- Your goal -
Which lines of the records contain the string "photo"? Return each of those lines in full, and treat uppercase and lowercase as different.

-=-=-=-=-

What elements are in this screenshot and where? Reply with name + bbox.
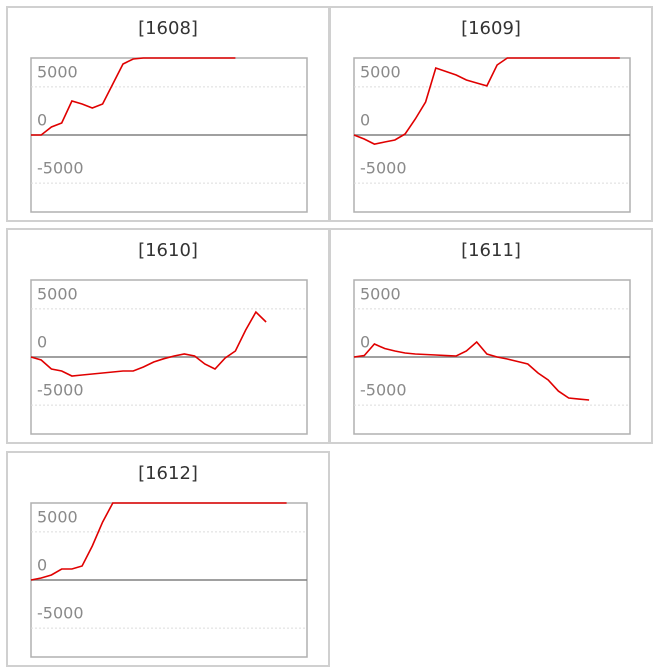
y-tick-label: 5000 [360,62,401,81]
chart-panel: [1610] -5000 0 5000 [6,228,330,444]
y-tick-label: 0 [37,111,47,130]
data-line [31,57,236,136]
chart-panel: [1611] -5000 0 5000 [329,228,653,444]
y-tick-label: 5000 [37,507,78,526]
chart-title: [1610] [138,240,198,261]
data-line [353,340,590,401]
chart-title: [1609] [461,18,521,39]
y-tick-label: -5000 [360,381,407,400]
y-tick-label: -5000 [37,159,84,178]
chart: [1610] -5000 0 5000 [30,240,308,435]
chart-title: [1608] [138,18,198,39]
y-tick-label: -5000 [37,381,84,400]
chart-title: [1612] [138,463,198,484]
y-tick-label: 0 [37,556,47,575]
chart: [1608] -5000 0 5000 [30,18,308,213]
y-tick-label: -5000 [37,604,84,623]
y-tick-label: 0 [360,111,370,130]
y-tick-label: 5000 [37,284,78,303]
chart-panel: [1608] -5000 0 5000 [6,6,330,222]
y-tick-label: -5000 [360,159,407,178]
y-tick-label: 5000 [360,284,401,303]
chart: [1611] -5000 0 5000 [353,240,631,435]
chart-title: [1611] [461,240,521,261]
data-line [30,502,287,581]
y-tick-label: 0 [37,333,47,352]
y-tick-label: 0 [360,333,370,352]
chart: [1609] -5000 0 5000 [353,18,631,213]
chart-panel: [1609] -5000 0 5000 [329,6,653,222]
data-line [353,57,620,145]
chart: [1612] -5000 0 5000 [30,463,308,658]
y-tick-label: 5000 [37,62,78,81]
chart-panel: [1612] -5000 0 5000 [6,451,330,667]
data-line [30,310,267,377]
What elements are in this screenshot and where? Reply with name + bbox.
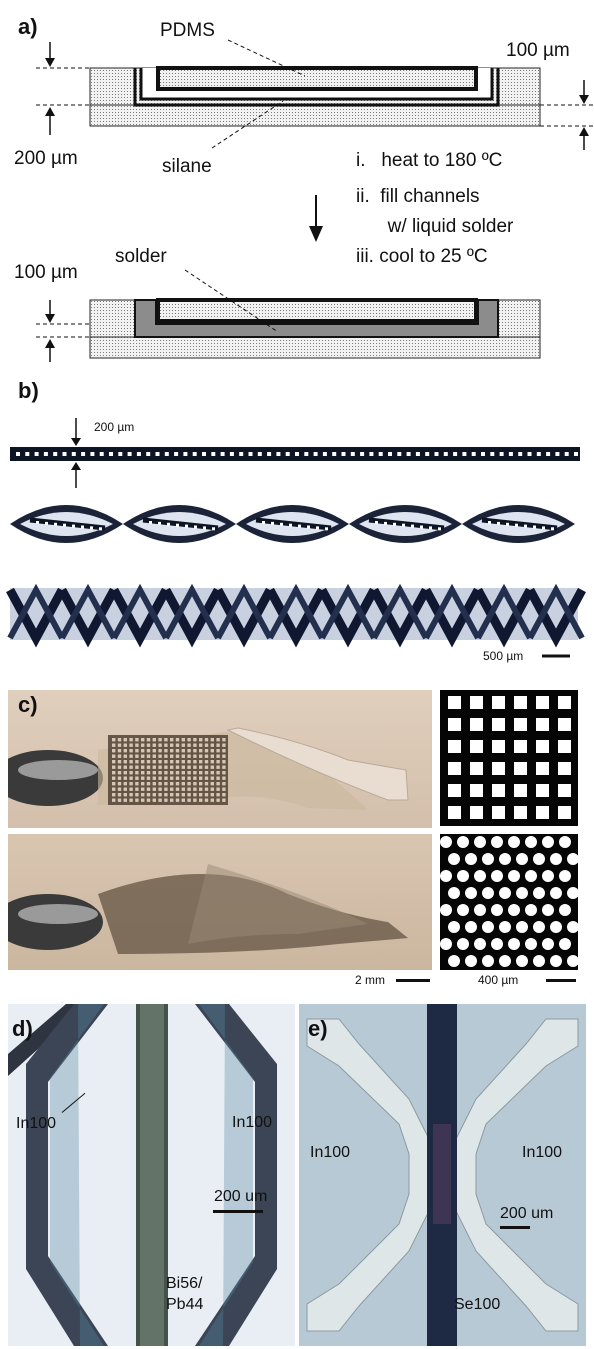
panel-a-schematic <box>36 39 594 362</box>
panel-e-center-label: Se100 <box>454 1296 501 1313</box>
panel-b-label: b) <box>18 378 39 403</box>
panel-e-scale: 200 um <box>500 1205 554 1222</box>
panel-c-scale-right: 400 µm <box>478 973 519 987</box>
panel-e-left-label: In100 <box>310 1144 351 1161</box>
micro-circle-grid <box>440 834 578 970</box>
panel-d-center-label-2: Pb44 <box>166 1296 204 1313</box>
micro-square-grid <box>440 690 578 826</box>
dim-100-top: 100 µm <box>506 40 570 61</box>
dim-200: 200 µm <box>14 148 78 169</box>
channel-top <box>133 68 500 107</box>
photo-c-top <box>8 690 432 828</box>
panel-c-label: c) <box>18 692 38 717</box>
panel-a-label: a) <box>18 14 38 39</box>
step-1: i. heat to 180 ºC <box>356 150 503 171</box>
scale-bar-e <box>500 1226 530 1229</box>
panel-b-scale: 500 µm <box>483 649 524 663</box>
panel-d-scale: 200 um <box>214 1188 268 1205</box>
dim-100-bottom: 100 µm <box>14 262 78 283</box>
panel-b-dim: 200 µm <box>94 420 135 434</box>
micrograph-e <box>299 1004 586 1346</box>
panel-e-right-label: In100 <box>522 1144 563 1161</box>
panel-b-images <box>6 418 586 658</box>
micrograph-d <box>8 1004 295 1346</box>
panel-e-label: e) <box>308 1016 328 1041</box>
scale-bar-c-right <box>546 979 576 982</box>
panel-d-center-label-1: Bi56/ <box>166 1275 203 1292</box>
photo-c-bottom <box>8 834 432 970</box>
step-3: iii. cool to 25 ºC <box>356 246 488 267</box>
scale-bar-d <box>213 1210 263 1213</box>
panel-d-left-label: In100 <box>16 1115 57 1132</box>
panel-c-scale-left: 2 mm <box>355 973 385 987</box>
solder-label: solder <box>115 246 167 267</box>
panel-d-right-label: In100 <box>232 1114 273 1131</box>
panel-d-label: d) <box>12 1016 33 1041</box>
step-2b: w/ liquid solder <box>356 216 514 237</box>
scale-bar-c-left <box>396 979 430 982</box>
pdms-label: PDMS <box>160 20 215 41</box>
silane-label: silane <box>162 156 212 177</box>
step-2: ii. fill channels <box>356 186 480 207</box>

-=-=-=-=-

- Task result -
photo-c-top <box>8 690 432 828</box>
photo-c-bottom <box>8 834 432 970</box>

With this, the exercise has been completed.